What the exercise asks:
All of the material below is to be retyped exactly.

----

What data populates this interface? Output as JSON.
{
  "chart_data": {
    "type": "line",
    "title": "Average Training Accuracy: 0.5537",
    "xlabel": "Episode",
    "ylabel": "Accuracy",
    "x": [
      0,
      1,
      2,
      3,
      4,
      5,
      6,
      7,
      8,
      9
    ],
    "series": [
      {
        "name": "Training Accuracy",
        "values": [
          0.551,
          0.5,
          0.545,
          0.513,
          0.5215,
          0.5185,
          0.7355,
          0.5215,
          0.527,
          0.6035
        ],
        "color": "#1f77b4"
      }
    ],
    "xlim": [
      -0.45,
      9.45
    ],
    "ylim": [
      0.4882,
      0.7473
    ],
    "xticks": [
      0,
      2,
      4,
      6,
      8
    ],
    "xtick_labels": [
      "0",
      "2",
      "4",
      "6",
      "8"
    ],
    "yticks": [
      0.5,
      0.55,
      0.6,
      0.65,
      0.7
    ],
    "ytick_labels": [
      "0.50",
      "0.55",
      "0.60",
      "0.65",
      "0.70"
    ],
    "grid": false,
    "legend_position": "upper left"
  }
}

----

Task response:
What data populates this interface? Output as JSON.
{
  "chart_data": {
    "type": "line",
    "title": "Average Training Accuracy: 0.5537",
    "xlabel": "Episode",
    "ylabel": "Accuracy",
    "x": [
      0,
      1,
      2,
      3,
      4,
      5,
      6,
      7,
      8,
      9
    ],
    "series": [
      {
        "name": "Training Accuracy",
        "values": [
          0.551,
          0.5,
          0.545,
          0.513,
          0.5215,
          0.5185,
          0.7355,
          0.5215,
          0.527,
          0.6035
        ],
        "color": "#1f77b4"
      }
    ],
    "xlim": [
      -0.45,
      9.45
    ],
    "ylim": [
      0.4882,
      0.7473
    ],
    "xticks": [
      0,
      2,
      4,
      6,
      8
    ],
    "xtick_labels": [
      "0",
      "2",
      "4",
      "6",
      "8"
    ],
    "yticks": [
      0.5,
      0.55,
      0.6,
      0.65,
      0.7
    ],
    "ytick_labels": [
      "0.50",
      "0.55",
      "0.60",
      "0.65",
      "0.70"
    ],
    "grid": false,
    "legend_position": "upper left"
  }
}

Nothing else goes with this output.